All of the data below must be repeated exactly.

====== Input data ======

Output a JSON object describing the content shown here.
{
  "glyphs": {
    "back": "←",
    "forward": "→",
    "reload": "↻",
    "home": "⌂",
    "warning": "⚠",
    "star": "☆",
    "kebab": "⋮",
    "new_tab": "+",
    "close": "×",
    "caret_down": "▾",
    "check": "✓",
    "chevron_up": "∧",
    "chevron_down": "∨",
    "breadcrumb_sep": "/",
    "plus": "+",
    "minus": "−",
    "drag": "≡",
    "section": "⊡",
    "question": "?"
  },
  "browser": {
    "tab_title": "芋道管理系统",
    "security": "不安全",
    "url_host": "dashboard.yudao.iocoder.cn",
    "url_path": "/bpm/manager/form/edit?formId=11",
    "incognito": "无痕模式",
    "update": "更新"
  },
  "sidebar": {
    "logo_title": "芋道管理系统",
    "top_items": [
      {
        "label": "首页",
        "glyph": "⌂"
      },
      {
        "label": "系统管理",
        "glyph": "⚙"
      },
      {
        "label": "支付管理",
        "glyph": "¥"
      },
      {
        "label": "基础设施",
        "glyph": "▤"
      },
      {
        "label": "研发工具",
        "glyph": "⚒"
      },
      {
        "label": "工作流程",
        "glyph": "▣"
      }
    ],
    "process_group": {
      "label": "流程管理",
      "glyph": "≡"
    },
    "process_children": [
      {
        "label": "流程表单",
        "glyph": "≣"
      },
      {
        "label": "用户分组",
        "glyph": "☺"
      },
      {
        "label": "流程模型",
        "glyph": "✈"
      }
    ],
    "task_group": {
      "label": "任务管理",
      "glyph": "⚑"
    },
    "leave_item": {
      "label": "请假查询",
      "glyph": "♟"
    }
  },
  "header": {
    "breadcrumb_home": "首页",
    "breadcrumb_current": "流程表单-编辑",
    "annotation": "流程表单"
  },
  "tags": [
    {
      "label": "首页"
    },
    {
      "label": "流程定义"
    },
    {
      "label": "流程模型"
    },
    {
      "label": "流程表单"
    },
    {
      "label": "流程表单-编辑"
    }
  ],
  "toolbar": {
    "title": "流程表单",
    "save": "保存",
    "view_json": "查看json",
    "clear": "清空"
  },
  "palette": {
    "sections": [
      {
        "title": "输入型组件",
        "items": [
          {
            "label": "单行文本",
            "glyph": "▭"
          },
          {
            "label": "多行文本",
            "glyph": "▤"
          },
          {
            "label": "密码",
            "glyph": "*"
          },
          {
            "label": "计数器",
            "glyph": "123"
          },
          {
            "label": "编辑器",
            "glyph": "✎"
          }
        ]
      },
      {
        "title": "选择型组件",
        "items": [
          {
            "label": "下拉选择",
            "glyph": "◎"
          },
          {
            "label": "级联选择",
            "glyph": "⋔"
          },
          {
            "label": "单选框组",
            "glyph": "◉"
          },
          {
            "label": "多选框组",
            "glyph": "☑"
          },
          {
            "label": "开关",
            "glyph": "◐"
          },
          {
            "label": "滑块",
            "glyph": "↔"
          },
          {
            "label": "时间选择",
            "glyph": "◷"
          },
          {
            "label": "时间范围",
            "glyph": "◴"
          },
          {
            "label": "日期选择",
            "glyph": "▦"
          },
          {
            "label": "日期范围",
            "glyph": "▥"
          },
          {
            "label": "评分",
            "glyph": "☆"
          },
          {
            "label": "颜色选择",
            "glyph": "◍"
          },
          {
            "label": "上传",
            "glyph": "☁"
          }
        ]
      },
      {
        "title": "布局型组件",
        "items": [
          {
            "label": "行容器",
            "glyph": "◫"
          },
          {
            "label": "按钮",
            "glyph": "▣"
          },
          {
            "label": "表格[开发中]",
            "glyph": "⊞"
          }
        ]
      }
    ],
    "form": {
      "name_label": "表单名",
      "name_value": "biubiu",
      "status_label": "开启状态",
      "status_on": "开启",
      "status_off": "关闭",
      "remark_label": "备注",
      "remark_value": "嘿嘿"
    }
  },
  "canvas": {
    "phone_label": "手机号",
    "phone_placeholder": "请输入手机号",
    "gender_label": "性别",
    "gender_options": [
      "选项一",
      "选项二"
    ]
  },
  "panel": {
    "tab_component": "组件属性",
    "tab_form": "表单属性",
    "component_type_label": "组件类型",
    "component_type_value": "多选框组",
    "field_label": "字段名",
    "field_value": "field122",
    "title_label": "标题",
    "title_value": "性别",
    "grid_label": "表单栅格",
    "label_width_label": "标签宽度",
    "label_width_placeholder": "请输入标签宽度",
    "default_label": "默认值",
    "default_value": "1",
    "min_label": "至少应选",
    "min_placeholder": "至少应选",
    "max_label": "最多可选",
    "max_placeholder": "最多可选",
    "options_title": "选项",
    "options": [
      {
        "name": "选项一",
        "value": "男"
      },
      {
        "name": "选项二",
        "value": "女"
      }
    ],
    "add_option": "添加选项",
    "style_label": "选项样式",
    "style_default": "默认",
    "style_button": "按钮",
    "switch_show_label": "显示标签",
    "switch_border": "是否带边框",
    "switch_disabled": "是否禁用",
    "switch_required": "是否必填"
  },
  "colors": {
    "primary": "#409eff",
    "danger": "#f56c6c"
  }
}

======

## Result of the exercise
Output a JSON object describing the content shown here.
{
  "glyphs": {
    "back": "←",
    "forward": "→",
    "reload": "↻",
    "home": "⌂",
    "warning": "⚠",
    "star": "☆",
    "kebab": "⋮",
    "new_tab": "+",
    "close": "×",
    "caret_down": "▾",
    "check": "✓",
    "chevron_up": "∧",
    "chevron_down": "∨",
    "breadcrumb_sep": "/",
    "plus": "+",
    "minus": "−",
    "drag": "≡",
    "section": "⊡",
    "question": "?"
  },
  "browser": {
    "tab_title": "芋道管理系统",
    "security": "不安全",
    "url_host": "dashboard.yudao.iocoder.cn",
    "url_path": "/bpm/manager/form/edit?formId=11",
    "incognito": "无痕模式",
    "update": "更新"
  },
  "sidebar": {
    "logo_title": "芋道管理系统",
    "top_items": [
      {
        "label": "首页",
        "glyph": "⌂"
      },
      {
        "label": "系统管理",
        "glyph": "⚙"
      },
      {
        "label": "支付管理",
        "glyph": "¥"
      },
      {
        "label": "基础设施",
        "glyph": "▤"
      },
      {
        "label": "研发工具",
        "glyph": "⚒"
      },
      {
        "label": "工作流程",
        "glyph": "▣"
      }
    ],
    "process_group": {
      "label": "流程管理",
      "glyph": "≡"
    },
    "process_children": [
      {
        "label": "流程表单",
        "glyph": "≣"
      },
      {
        "label": "用户分组",
        "glyph": "☺"
      },
      {
        "label": "流程模型",
        "glyph": "✈"
      }
    ],
    "task_group": {
      "label": "任务管理",
      "glyph": "⚑"
    },
    "leave_item": {
      "label": "请假查询",
      "glyph": "♟"
    }
  },
  "header": {
    "breadcrumb_home": "首页",
    "breadcrumb_current": "流程表单-编辑",
    "annotation": "流程表单"
  },
  "tags": [
    {
      "label": "首页"
    },
    {
      "label": "流程定义"
    },
    {
      "label": "流程模型"
    },
    {
      "label": "流程表单"
    },
    {
      "label": "流程表单-编辑"
    }
  ],
  "toolbar": {
    "title": "流程表单",
    "save": "保存",
    "view_json": "查看json",
    "clear": "清空"
  },
  "palette": {
    "sections": [
      {
        "title": "输入型组件",
        "items": [
          {
            "label": "单行文本",
            "glyph": "▭"
          },
          {
            "label": "多行文本",
            "glyph": "▤"
          },
          {
            "label": "密码",
            "glyph": "*"
          },
          {
            "label": "计数器",
            "glyph": "123"
          },
          {
            "label": "编辑器",
            "glyph": "✎"
          }
        ]
      },
      {
        "title": "选择型组件",
        "items": [
          {
            "label": "下拉选择",
            "glyph": "◎"
          },
          {
            "label": "级联选择",
            "glyph": "⋔"
          },
          {
            "label": "单选框组",
            "glyph": "◉"
          },
          {
            "label": "多选框组",
            "glyph": "☑"
          },
          {
            "label": "开关",
            "glyph": "◐"
          },
          {
            "label": "滑块",
            "glyph": "↔"
          },
          {
            "label": "时间选择",
            "glyph": "◷"
          },
          {
            "label": "时间范围",
            "glyph": "◴"
          },
          {
            "label": "日期选择",
            "glyph": "▦"
          },
          {
            "label": "日期范围",
            "glyph": "▥"
          },
          {
            "label": "评分",
            "glyph": "☆"
          },
          {
            "label": "颜色选择",
            "glyph": "◍"
          },
          {
            "label": "上传",
            "glyph": "☁"
          }
        ]
      },
      {
        "title": "布局型组件",
        "items": [
          {
            "label": "行容器",
            "glyph": "◫"
          },
          {
            "label": "按钮",
            "glyph": "▣"
          },
          {
            "label": "表格[开发中]",
            "glyph": "⊞"
          }
        ]
      }
    ],
    "form": {
      "name_label": "表单名",
      "name_value": "biubiu",
      "status_label": "开启状态",
      "status_on": "开启",
      "status_off": "关闭",
      "remark_label": "备注",
      "remark_value": "嘿嘿"
    }
  },
  "canvas": {
    "phone_label": "手机号",
    "phone_placeholder": "请输入手机号",
    "gender_label": "性别",
    "gender_options": [
      "选项一",
      "选项二"
    ]
  },
  "panel": {
    "tab_component": "组件属性",
    "tab_form": "表单属性",
    "component_type_label": "组件类型",
    "component_type_value": "多选框组",
    "field_label": "字段名",
    "field_value": "field122",
    "title_label": "标题",
    "title_value": "性别",
    "grid_label": "表单栅格",
    "label_width_label": "标签宽度",
    "label_width_placeholder": "请输入标签宽度",
    "default_label": "默认值",
    "default_value": "1",
    "min_label": "至少应选",
    "min_placeholder": "至少应选",
    "max_label": "最多可选",
    "max_placeholder": "最多可选",
    "options_title": "选项",
    "options": [
      {
        "name": "选项一",
        "value": "男"
      },
      {
        "name": "选项二",
        "value": "女"
      }
    ],
    "add_option": "添加选项",
    "style_label": "选项样式",
    "style_default": "默认",
    "style_button": "按钮",
    "switch_show_label": "显示标签",
    "switch_border": "是否带边框",
    "switch_disabled": "是否禁用",
    "switch_required": "是否必填"
  },
  "colors": {
    "primary": "#409eff",
    "danger": "#f56c6c"
  }
}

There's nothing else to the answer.